What is being asked:
Isolate every line in the data with the string "screenshot" and copy it.

**** Supplied records ****

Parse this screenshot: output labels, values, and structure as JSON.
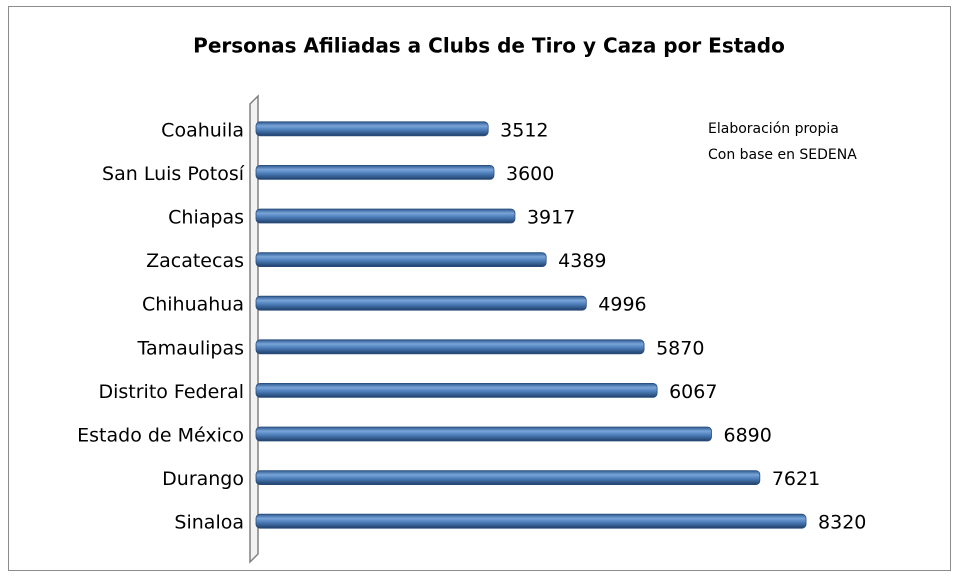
{
  "chart_data": {
    "type": "bar",
    "orientation": "horizontal",
    "title": "Personas Afiliadas a Clubs de Tiro y Caza por Estado",
    "annotation": [
      "Elaboración propia",
      "Con base en SEDENA"
    ],
    "categories": [
      "Coahuila",
      "San Luis Potosí",
      "Chiapas",
      "Zacatecas",
      "Chihuahua",
      "Tamaulipas",
      "Distrito Federal",
      "Estado de México",
      "Durango",
      "Sinaloa"
    ],
    "values": [
      3512,
      3600,
      3917,
      4389,
      4996,
      5870,
      6067,
      6890,
      7621,
      8320
    ],
    "color": "#4f81bd",
    "xlim": [
      0,
      9000
    ]
  }
}
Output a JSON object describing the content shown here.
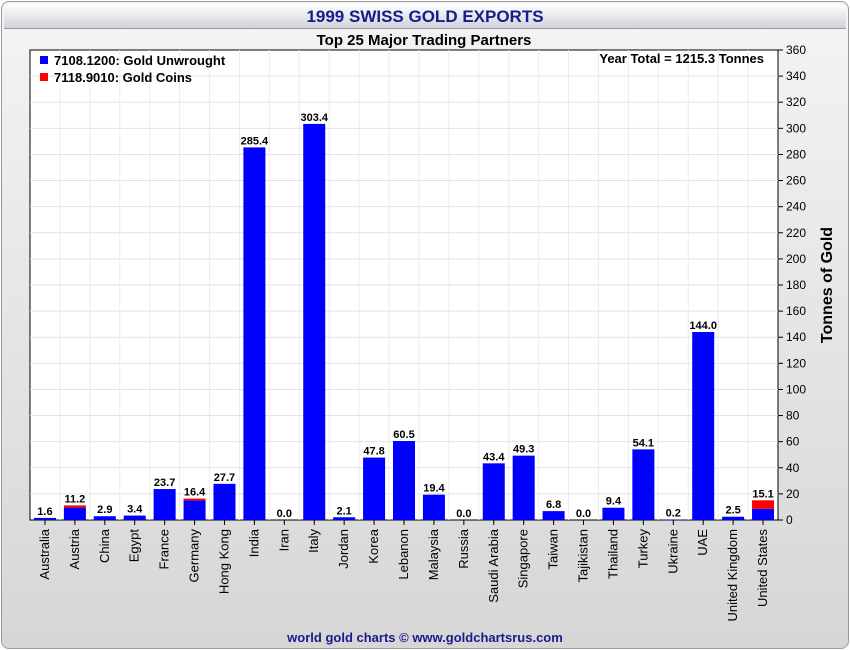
{
  "chart_data": {
    "type": "bar",
    "title": "1999 SWISS GOLD EXPORTS",
    "subtitle": "Top 25 Major Trading Partners",
    "annotation": "Year Total = 1215.3 Tonnes",
    "ylabel": "Tonnes of Gold",
    "xlabel": "",
    "ylim": [
      0,
      360
    ],
    "yticks": [
      0,
      20,
      40,
      60,
      80,
      100,
      120,
      140,
      160,
      180,
      200,
      220,
      240,
      260,
      280,
      300,
      320,
      340,
      360
    ],
    "grid": true,
    "legend_position": "top-left",
    "stacked": true,
    "categories": [
      "Australia",
      "Austria",
      "China",
      "Egypt",
      "France",
      "Germany",
      "Hong Kong",
      "India",
      "Iran",
      "Italy",
      "Jordan",
      "Korea",
      "Lebanon",
      "Malaysia",
      "Russia",
      "Saudi Arabia",
      "Singapore",
      "Taiwan",
      "Tajikistan",
      "Thailand",
      "Turkey",
      "Ukraine",
      "UAE",
      "United Kingdom",
      "United States"
    ],
    "totals": [
      "1.6",
      "11.2",
      "2.9",
      "3.4",
      "23.7",
      "16.4",
      "27.7",
      "285.4",
      "0.0",
      "303.4",
      "2.1",
      "47.8",
      "60.5",
      "19.4",
      "0.0",
      "43.4",
      "49.3",
      "6.8",
      "0.0",
      "9.4",
      "54.1",
      "0.2",
      "144.0",
      "2.5",
      "15.1"
    ],
    "series": [
      {
        "name": "7108.1200: Gold Unwrought",
        "color": "#0000ff",
        "values": [
          1.6,
          9.5,
          2.9,
          3.4,
          23.7,
          15.0,
          27.7,
          285.4,
          0.0,
          303.4,
          2.1,
          47.8,
          60.5,
          19.4,
          0.0,
          43.4,
          49.3,
          6.8,
          0.0,
          9.4,
          54.1,
          0.2,
          144.0,
          2.5,
          8.6
        ]
      },
      {
        "name": "7118.9010: Gold Coins",
        "color": "#ff0000",
        "values": [
          0.0,
          1.7,
          0.0,
          0.0,
          0.0,
          1.4,
          0.0,
          0.0,
          0.0,
          0.0,
          0.0,
          0.0,
          0.0,
          0.0,
          0.0,
          0.0,
          0.0,
          0.0,
          0.0,
          0.0,
          0.0,
          0.0,
          0.0,
          0.0,
          6.5
        ]
      }
    ]
  },
  "footer": "world gold charts © www.goldchartsrus.com"
}
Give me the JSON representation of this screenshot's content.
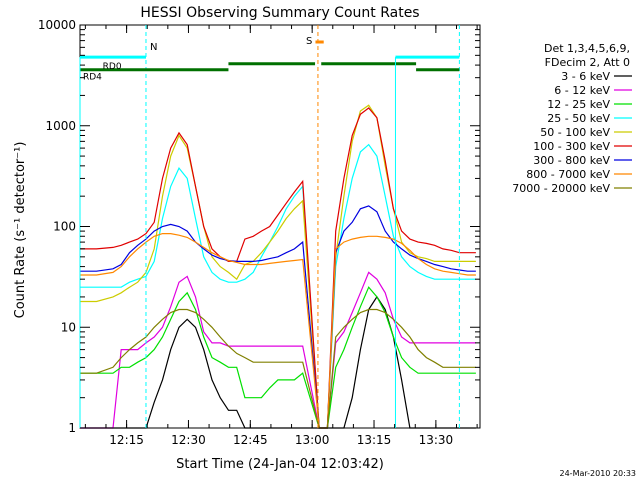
{
  "chart_data": {
    "type": "line",
    "title": "HESSI Observing Summary Count Rates",
    "xlabel": "Start Time (24-Jan-04 12:03:42)",
    "ylabel": "Count Rate (s⁻¹ detector⁻¹)",
    "yscale": "log",
    "ylim": [
      1,
      10000
    ],
    "xlim_minutes_after_start": [
      0,
      97
    ],
    "x_tick_labels": [
      "12:15",
      "12:30",
      "12:45",
      "13:00",
      "13:15",
      "13:30"
    ],
    "x_tick_minutes": [
      11.3,
      26.3,
      41.3,
      56.3,
      71.3,
      86.3
    ],
    "y_tick_labels": [
      "1",
      "10",
      "100",
      "1000",
      "10000"
    ],
    "y_tick_values": [
      1,
      10,
      100,
      1000,
      10000
    ],
    "grid": false,
    "legend_position": "right",
    "legend_header": [
      "Det 1,3,4,5,6,9,",
      "FDecim 2, Att 0"
    ],
    "footer_date": "24-Mar-2010 20:33",
    "x": [
      0,
      4,
      8,
      10,
      12,
      14,
      16,
      18,
      20,
      22,
      24,
      26,
      28,
      30,
      32,
      34,
      36,
      38,
      40,
      42,
      44,
      46,
      48,
      50,
      52,
      54,
      58,
      60,
      62,
      64,
      66,
      68,
      70,
      72,
      74,
      76,
      78,
      80,
      82,
      84,
      86,
      88,
      90,
      92,
      94,
      96
    ],
    "series": [
      {
        "name": "3 - 6 keV",
        "color": "#000000",
        "values": [
          1,
          1,
          1,
          1,
          1,
          1,
          1,
          1.8,
          3,
          6,
          10,
          12,
          10,
          6,
          3,
          2,
          1.5,
          1.5,
          1,
          1,
          1,
          1,
          1,
          1,
          1,
          1,
          1,
          1,
          1,
          1,
          2,
          6,
          15,
          20,
          15,
          8,
          3,
          1,
          1,
          1,
          1,
          1,
          1,
          1,
          1,
          1
        ]
      },
      {
        "name": "6 - 12 keV",
        "color": "#e000e0",
        "values": [
          1,
          1,
          1,
          6,
          6,
          6,
          7,
          8,
          10,
          16,
          28,
          32,
          20,
          9,
          7,
          7,
          6.5,
          6.5,
          6.5,
          6.5,
          6.5,
          6.5,
          6.5,
          6.5,
          6.5,
          6.5,
          1,
          1,
          7,
          9,
          14,
          22,
          35,
          30,
          22,
          12,
          8,
          7,
          7,
          7,
          7,
          7,
          7,
          7,
          7,
          7
        ]
      },
      {
        "name": "12 - 25 keV",
        "color": "#00e000",
        "values": [
          3.5,
          3.5,
          3.5,
          4,
          4,
          4.5,
          5,
          6,
          8,
          12,
          18,
          22,
          15,
          8,
          5,
          4.5,
          4,
          4,
          2,
          2,
          2,
          2.5,
          3,
          3,
          3,
          3.5,
          1,
          1,
          4,
          6,
          10,
          16,
          25,
          20,
          14,
          8,
          5,
          4,
          3.5,
          3.5,
          3.5,
          3.5,
          3.5,
          3.5,
          3.5,
          3.5
        ]
      },
      {
        "name": "25 - 50 keV",
        "color": "#00ffff",
        "values": [
          25,
          25,
          25,
          25,
          28,
          30,
          32,
          45,
          120,
          250,
          380,
          300,
          120,
          50,
          35,
          30,
          28,
          28,
          30,
          35,
          50,
          70,
          100,
          150,
          200,
          250,
          1,
          1,
          40,
          120,
          300,
          550,
          650,
          500,
          200,
          80,
          50,
          40,
          35,
          32,
          30,
          30,
          30,
          30,
          30,
          30
        ]
      },
      {
        "name": "50 - 100 keV",
        "color": "#cccc00",
        "values": [
          18,
          18,
          20,
          22,
          25,
          28,
          35,
          60,
          200,
          500,
          800,
          600,
          250,
          100,
          50,
          40,
          35,
          30,
          42,
          45,
          55,
          70,
          90,
          120,
          150,
          180,
          1,
          1,
          50,
          200,
          700,
          1400,
          1600,
          1200,
          400,
          150,
          70,
          55,
          50,
          48,
          45,
          45,
          45,
          45,
          45,
          45
        ]
      },
      {
        "name": "100 - 300 keV",
        "color": "#e00000",
        "values": [
          60,
          60,
          62,
          65,
          70,
          75,
          85,
          110,
          300,
          600,
          850,
          650,
          250,
          100,
          60,
          50,
          45,
          45,
          75,
          80,
          90,
          100,
          130,
          170,
          220,
          280,
          1,
          1,
          90,
          300,
          800,
          1300,
          1500,
          1200,
          450,
          150,
          90,
          75,
          70,
          68,
          65,
          60,
          58,
          55,
          55,
          55
        ]
      },
      {
        "name": "300 - 800 keV",
        "color": "#0000e0",
        "values": [
          36,
          36,
          38,
          42,
          55,
          65,
          75,
          90,
          100,
          105,
          100,
          90,
          70,
          60,
          52,
          48,
          46,
          45,
          45,
          45,
          46,
          48,
          50,
          55,
          60,
          70,
          1,
          1,
          55,
          90,
          110,
          150,
          160,
          140,
          90,
          70,
          60,
          52,
          48,
          45,
          42,
          40,
          38,
          37,
          36,
          36
        ]
      },
      {
        "name": "800 - 7000 keV",
        "color": "#ff8800",
        "values": [
          33,
          33,
          35,
          40,
          50,
          60,
          70,
          80,
          85,
          85,
          82,
          78,
          70,
          62,
          55,
          50,
          46,
          44,
          42,
          42,
          42,
          43,
          44,
          45,
          46,
          47,
          1,
          1,
          60,
          70,
          75,
          78,
          80,
          80,
          78,
          75,
          68,
          58,
          48,
          42,
          38,
          36,
          35,
          34,
          33,
          33
        ]
      },
      {
        "name": "7000 - 20000 keV",
        "color": "#808000",
        "values": [
          3.5,
          3.5,
          4,
          5,
          6,
          7,
          8,
          10,
          12,
          14,
          15,
          15,
          14,
          12,
          10,
          8,
          6.5,
          5.5,
          5,
          4.5,
          4.5,
          4.5,
          4.5,
          4.5,
          4.5,
          4.5,
          1,
          1,
          8,
          10,
          12,
          14,
          15,
          15,
          14,
          12,
          10,
          8,
          6,
          5,
          4.5,
          4,
          4,
          4,
          4,
          4
        ]
      }
    ],
    "annotations": {
      "RD0": {
        "label": "RD0",
        "y": 4800,
        "x_ranges": [
          [
            0,
            16
          ]
        ],
        "color": "#00ffff"
      },
      "RD4": {
        "label": "RD4",
        "y": 3600,
        "x_ranges": [
          [
            0,
            36
          ],
          [
            36,
            57
          ]
        ],
        "color": "#007000"
      },
      "N": {
        "label": "N",
        "x": 16,
        "color": "#00ffff"
      },
      "S": {
        "label": "S",
        "x": 57.7,
        "color": "#ff8800"
      },
      "rd0_right": {
        "x_ranges": [
          [
            76.5,
            92
          ]
        ],
        "y": 4800
      },
      "rd4_right": {
        "x_ranges": [
          [
            58.5,
            81.5
          ],
          [
            81.5,
            92
          ]
        ],
        "y": 3600
      }
    }
  }
}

****

The output:
Parse this screenshot: output labels, values, and structure as JSON.
Give me the JSON representation of this screenshot's content.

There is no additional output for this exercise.